Collection entries:
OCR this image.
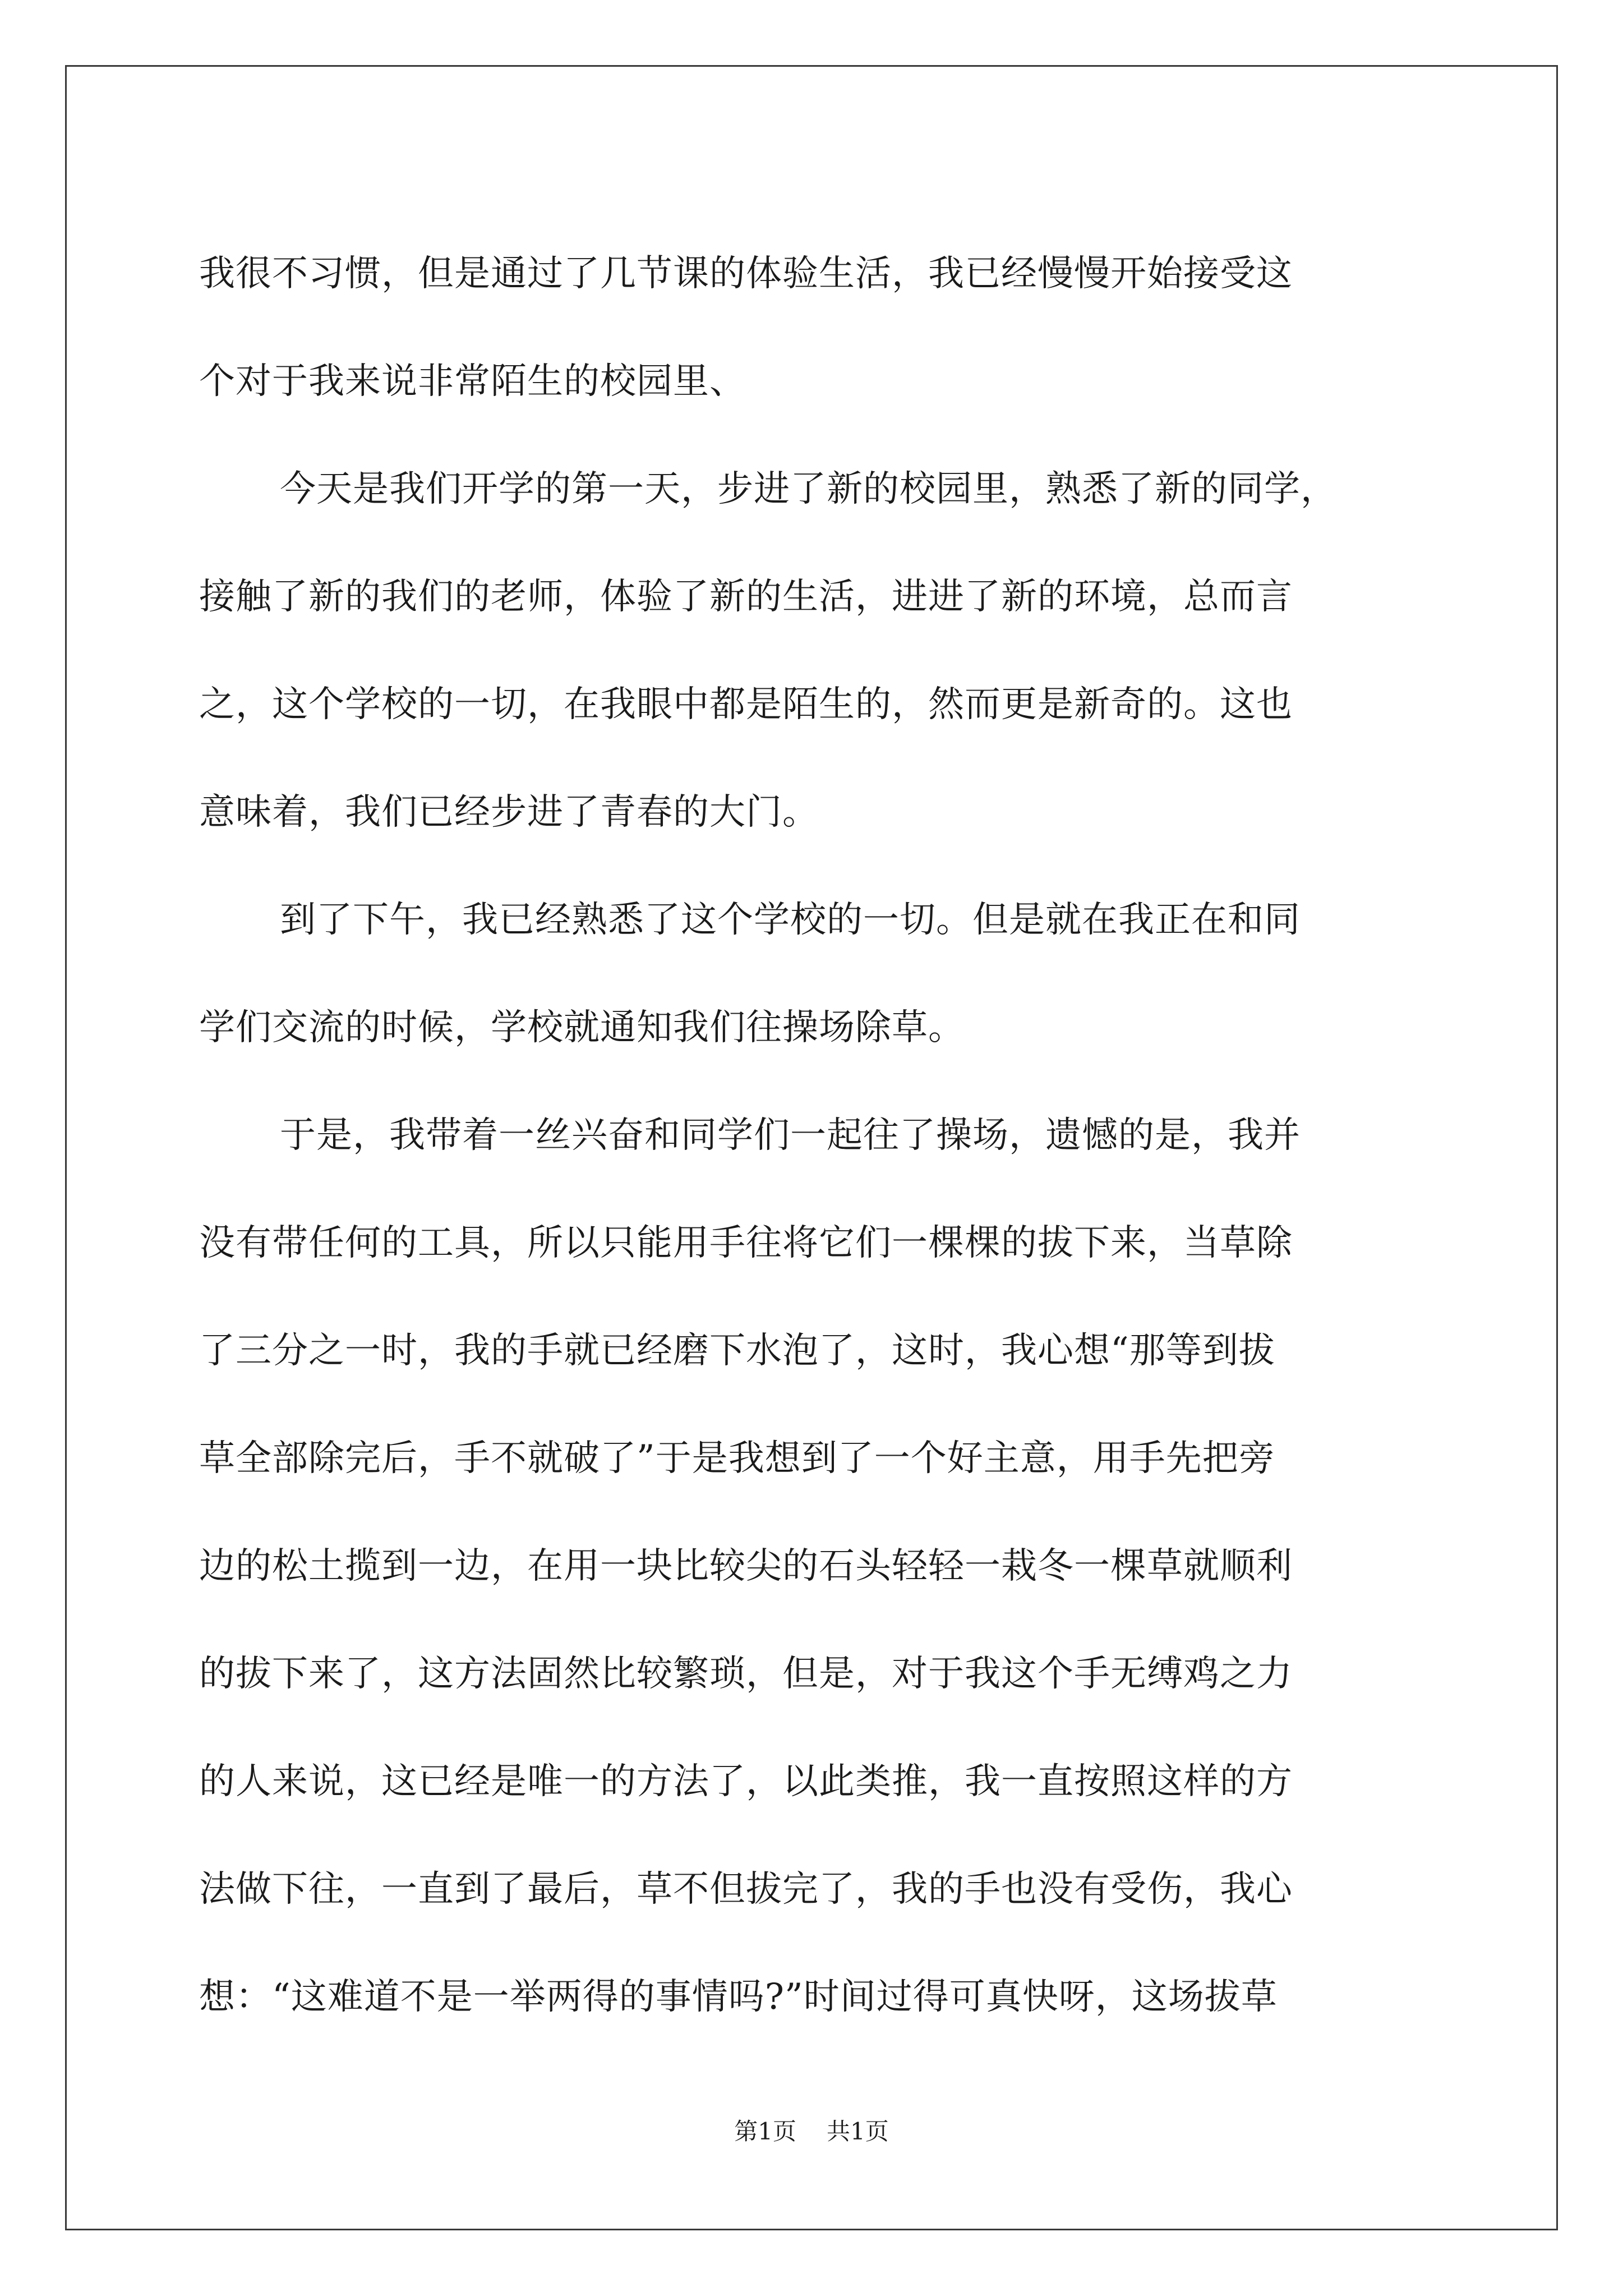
我很不习惯，但是通过了几节课的体验生活，我已经慢慢开始接受这
个对于我来说非常陌生的校园里、
今天是我们开学的第一天，步进了新的校园里，熟悉了新的同学，
接触了新的我们的老师，体验了新的生活，进进了新的环境，总而言
之，这个学校的一切，在我眼中都是陌生的，然而更是新奇的。这也
意味着，我们已经步进了青春的大门。
到了下午，我已经熟悉了这个学校的一切。但是就在我正在和同
学们交流的时候，学校就通知我们往操场除草。
于是，我带着一丝兴奋和同学们一起往了操场，遗憾的是，我并
没有带任何的工具，所以只能用手往将它们一棵棵的拔下来，当草除
了三分之一时，我的手就已经磨下水泡了，这时，我心想“那等到拔
草全部除完后，手不就破了”于是我想到了一个好主意，用手先把旁
边的松土揽到一边，在用一块比较尖的石头轻轻一栽冬一棵草就顺利
的拔下来了，这方法固然比较繁琐，但是，对于我这个手无缚鸡之力
的人来说，这已经是唯一的方法了，以此类推，我一直按照这样的方
法做下往，一直到了最后，草不但拔完了，我的手也没有受伤，我心
想：“这难道不是一举两得的事情吗?”时间过得可真快呀，这场拔草
第1页 共1页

| What you will do |
Set down every record once more, word for word, without pictures.

| Final result |
OCR this image.
我很不习惯，但是通过了几节课的体验生活，我已经慢慢开始接受这
个对于我来说非常陌生的校园里、
今天是我们开学的第一天，步进了新的校园里，熟悉了新的同学，
接触了新的我们的老师，体验了新的生活，进进了新的环境，总而言
之，这个学校的一切，在我眼中都是陌生的，然而更是新奇的。这也
意味着，我们已经步进了青春的大门。
到了下午，我已经熟悉了这个学校的一切。但是就在我正在和同
学们交流的时候，学校就通知我们往操场除草。
于是，我带着一丝兴奋和同学们一起往了操场，遗憾的是，我并
没有带任何的工具，所以只能用手往将它们一棵棵的拔下来，当草除
了三分之一时，我的手就已经磨下水泡了，这时，我心想“那等到拔
草全部除完后，手不就破了”于是我想到了一个好主意，用手先把旁
边的松土揽到一边，在用一块比较尖的石头轻轻一栽冬一棵草就顺利
的拔下来了，这方法固然比较繁琐，但是，对于我这个手无缚鸡之力
的人来说，这已经是唯一的方法了，以此类推，我一直按照这样的方
法做下往，一直到了最后，草不但拔完了，我的手也没有受伤，我心
想：“这难道不是一举两得的事情吗?”时间过得可真快呀，这场拔草
第1页 共1页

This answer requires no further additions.